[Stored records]
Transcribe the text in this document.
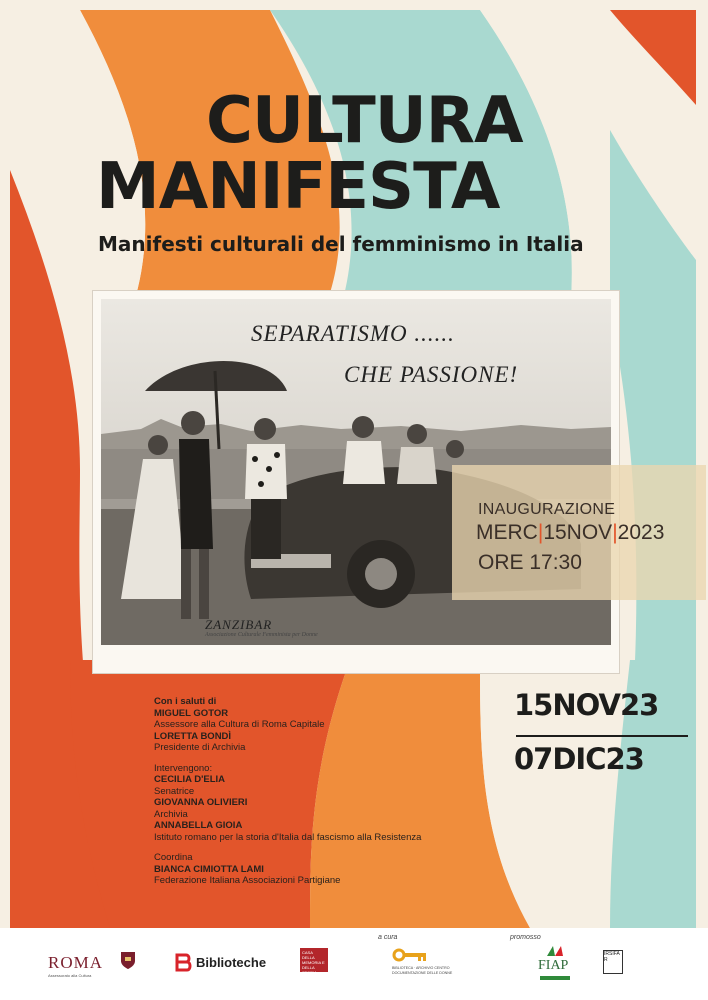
CULTURA
MANIFESTA
Manifesti culturali del femminismo in Italia
SEPARATISMO ......
CHE PASSIONE!
ZANZIBAR
Associazione Culturale Femminista per Donne
INAUGURAZIONE
MERC|15NOV|2023
ORE 17:30
15NOV23
07DIC23
Con i saluti di
MIGUEL GOTOR
Assessore alla Cultura di Roma Capitale
LORETTA BONDÌ
Presidente di Archivia
Intervengono:
CECILIA D'ELIA
Senatrice
GIOVANNA OLIVIERI
Archivia
ANNABELLA GIOIA
Istituto romano per la storia d'Italia dal fascismo alla Resistenza
Coordina
BIANCA CIMIOTTA LAMI
Federazione Italiana Associazioni Partigiane
ROMA
Assessorato alla Cultura
Biblioteche
CASA DELLA MEMORIA E DELLA STORIA
a cura
BIBLIOTECA · ARCHIVIO CENTRO DOCUMENTAZIONE DELLE DONNE
promosso
FIAP
IRSIFAR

=== The problem ===
Go through the listing above and write it out again exactly, dropping the pictures.

=== Task output ===
Transcribe the text in this document.
CULTURA
MANIFESTA
Manifesti culturali del femminismo in Italia
SEPARATISMO ......
CHE PASSIONE!
ZANZIBAR
Associazione Culturale Femminista per Donne
INAUGURAZIONE
MERC|15NOV|2023
ORE 17:30
15NOV23
07DIC23
Con i saluti di
MIGUEL GOTOR
Assessore alla Cultura di Roma Capitale
LORETTA BONDÌ
Presidente di Archivia
Intervengono:
CECILIA D'ELIA
Senatrice
GIOVANNA OLIVIERI
Archivia
ANNABELLA GIOIA
Istituto romano per la storia d'Italia dal fascismo alla Resistenza
Coordina
BIANCA CIMIOTTA LAMI
Federazione Italiana Associazioni Partigiane
ROMA
Assessorato alla Cultura
Biblioteche
CASA DELLA MEMORIA E DELLA STORIA
a cura
BIBLIOTECA · ARCHIVIO CENTRO DOCUMENTAZIONE DELLE DONNE
promosso
FIAP
IRSIFAR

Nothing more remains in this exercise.